■ WORK REQUIRED:
Copy each line below in which the word "Bekerja" occurs.

[Records excerpted from a collection]
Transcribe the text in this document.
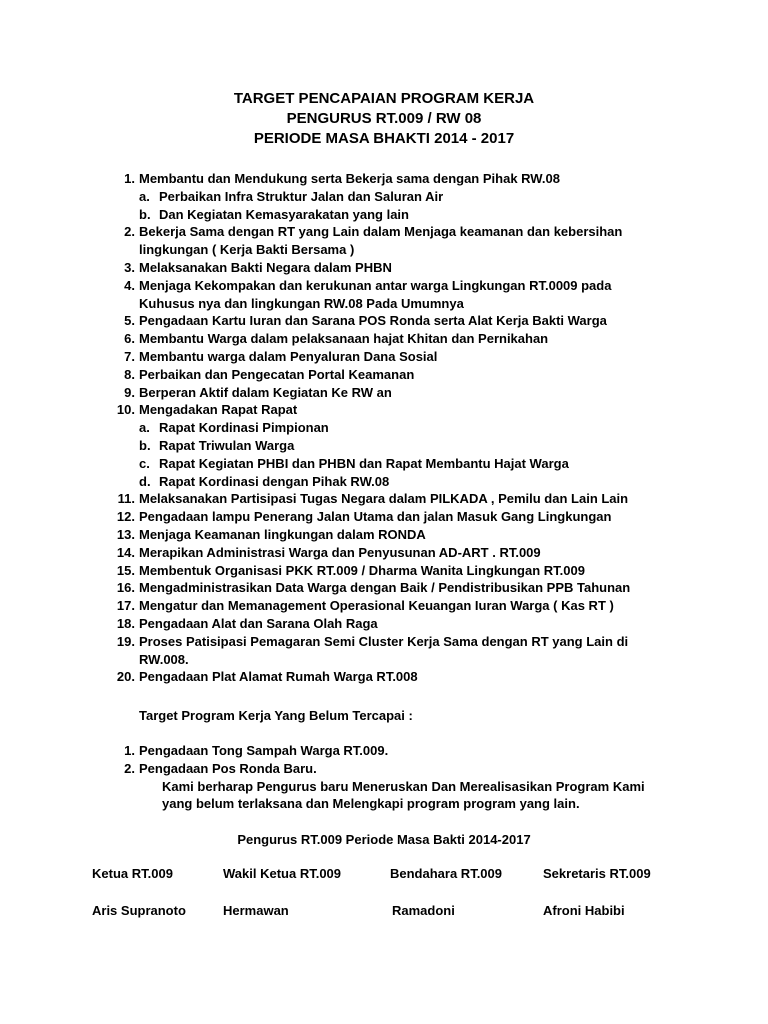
TARGET PENCAPAIAN PROGRAM KERJA
PENGURUS RT.009 / RW 08
PERIODE MASA BHAKTI 2014 - 2017
1. Membantu dan Mendukung serta Bekerja sama dengan Pihak RW.08
a. Perbaikan Infra Struktur Jalan dan Saluran Air
b. Dan Kegiatan Kemasyarakatan yang lain
2. Bekerja Sama dengan RT yang Lain dalam Menjaga keamanan dan kebersihan
lingkungan ( Kerja Bakti Bersama )
3. Melaksanakan Bakti Negara dalam PHBN
4. Menjaga Kekompakan dan kerukunan antar warga Lingkungan RT.0009 pada
Kuhusus nya dan lingkungan RW.08 Pada Umumnya
5. Pengadaan Kartu Iuran dan Sarana POS Ronda serta Alat Kerja Bakti Warga
6. Membantu Warga dalam pelaksanaan hajat Khitan dan Pernikahan
7. Membantu warga dalam Penyaluran Dana Sosial
8. Perbaikan dan Pengecatan Portal Keamanan
9. Berperan Aktif dalam Kegiatan Ke RW an
10. Mengadakan Rapat Rapat
a. Rapat Kordinasi Pimpionan
b. Rapat Triwulan Warga
c. Rapat Kegiatan PHBI dan PHBN dan Rapat Membantu Hajat Warga
d. Rapat Kordinasi dengan Pihak RW.08
11. Melaksanakan Partisipasi Tugas Negara dalam PILKADA , Pemilu dan Lain Lain
12. Pengadaan lampu Penerang Jalan Utama dan jalan Masuk Gang Lingkungan
13. Menjaga Keamanan lingkungan dalam RONDA
14. Merapikan Administrasi Warga dan Penyusunan AD-ART . RT.009
15. Membentuk Organisasi PKK RT.009 / Dharma Wanita Lingkungan RT.009
16. Mengadministrasikan Data Warga dengan Baik / Pendistribusikan PPB Tahunan
17. Mengatur dan Memanagement Operasional Keuangan Iuran Warga ( Kas RT )
18. Pengadaan Alat dan Sarana Olah Raga
19. Proses Patisipasi Pemagaran Semi Cluster Kerja Sama dengan RT yang Lain di
RW.008.
20. Pengadaan Plat Alamat Rumah Warga RT.008
Target Program Kerja Yang Belum Tercapai :
1. Pengadaan Tong Sampah Warga RT.009.
2. Pengadaan Pos Ronda Baru.
Kami berharap Pengurus baru Meneruskan Dan Merealisasikan Program Kami
yang belum terlaksana dan Melengkapi program program yang lain.
Pengurus RT.009 Periode Masa Bakti 2014-2017
Ketua RT.009	Wakil Ketua RT.009	Bendahara RT.009	Sekretaris RT.009
Aris Supranoto	Hermawan	Ramadoni	Afroni Habibi
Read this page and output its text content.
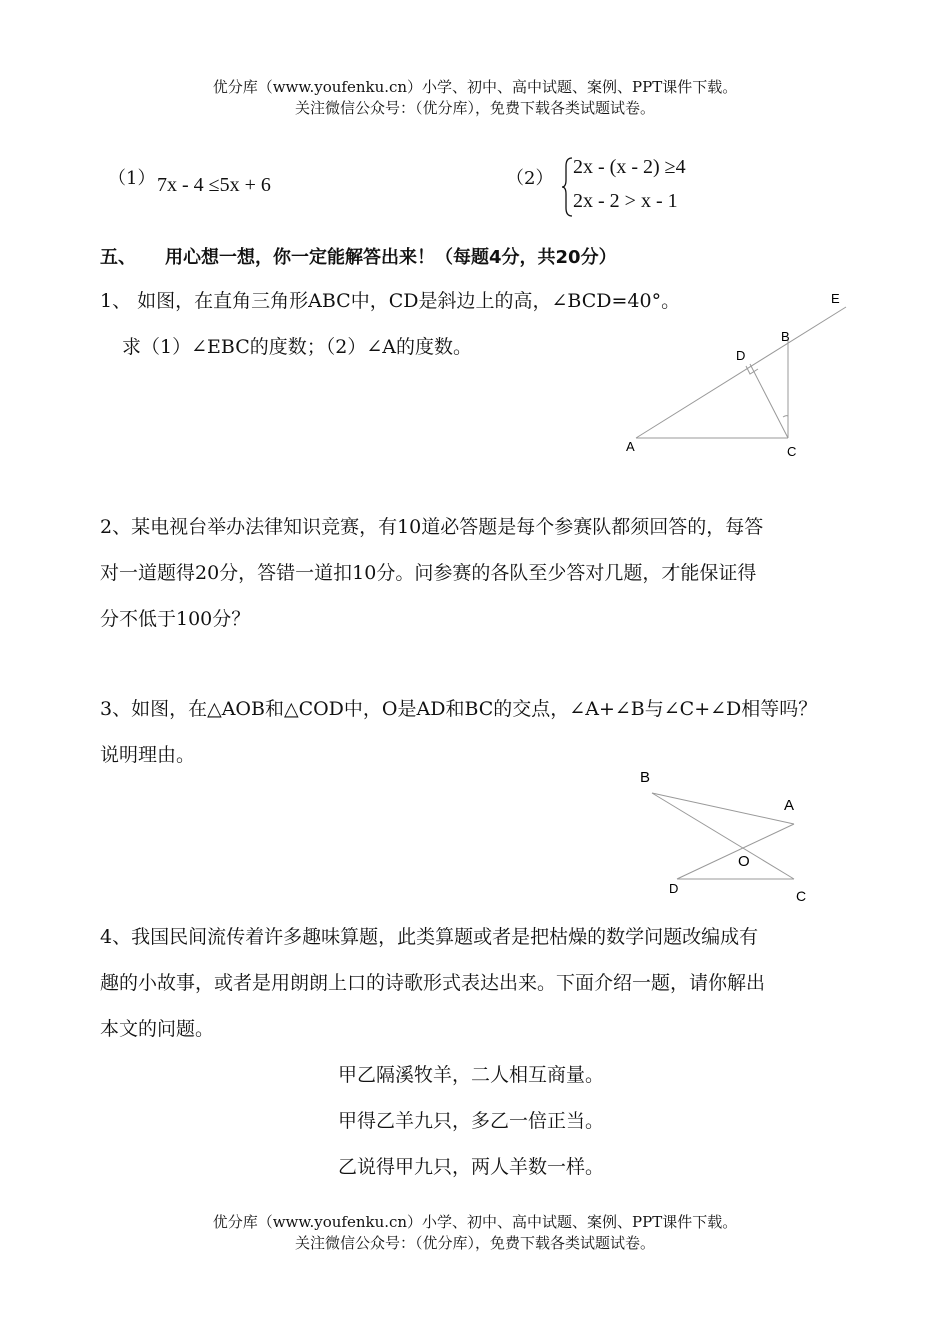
优分库（www.youfenku.cn）小学、初中、高中试题、案例、PPT课件下载。
关注微信公众号：（优分库），免费下载各类试题试卷。
（1） 7x - 4 ≤5x + 6	（2）
2x - (x - 2) ≥4
2x - 2 > x - 1
五、 用心想一想，你一定能解答出来！（每题4分，共20分）
1、 如图，在直角三角形ABC中，CD是斜边上的高，∠BCD=40°。
求（1）∠EBC的度数；（2）∠A的度数。
E
B
D
A	C
2、某电视台举办法律知识竞赛，有10道必答题是每个参赛队都须回答的，每答
对一道题得20分，答错一道扣10分。问参赛的各队至少答对几题，才能保证得
分不低于100分？
3、如图，在△AOB和△COD中，O是AD和BC的交点，∠A+∠B与∠C+∠D相等吗？
说明理由。
B
A
O
D	C
4、我国民间流传着许多趣味算题，此类算题或者是把枯燥的数学问题改编成有
趣的小故事，或者是用朗朗上口的诗歌形式表达出来。下面介绍一题，请你解出
本文的问题。
甲乙隔溪牧羊，二人相互商量。
甲得乙羊九只，多乙一倍正当。
乙说得甲九只，两人羊数一样。
优分库（www.youfenku.cn）小学、初中、高中试题、案例、PPT课件下载。
关注微信公众号：（优分库），免费下载各类试题试卷。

■ SOLUTION TO THIS EXERCISE:
1. Membantu dan Mendukung serta Bekerja sama dengan Pihak RW.08
2. Bekerja Sama dengan RT yang Lain dalam Menjaga keamanan dan kebersihan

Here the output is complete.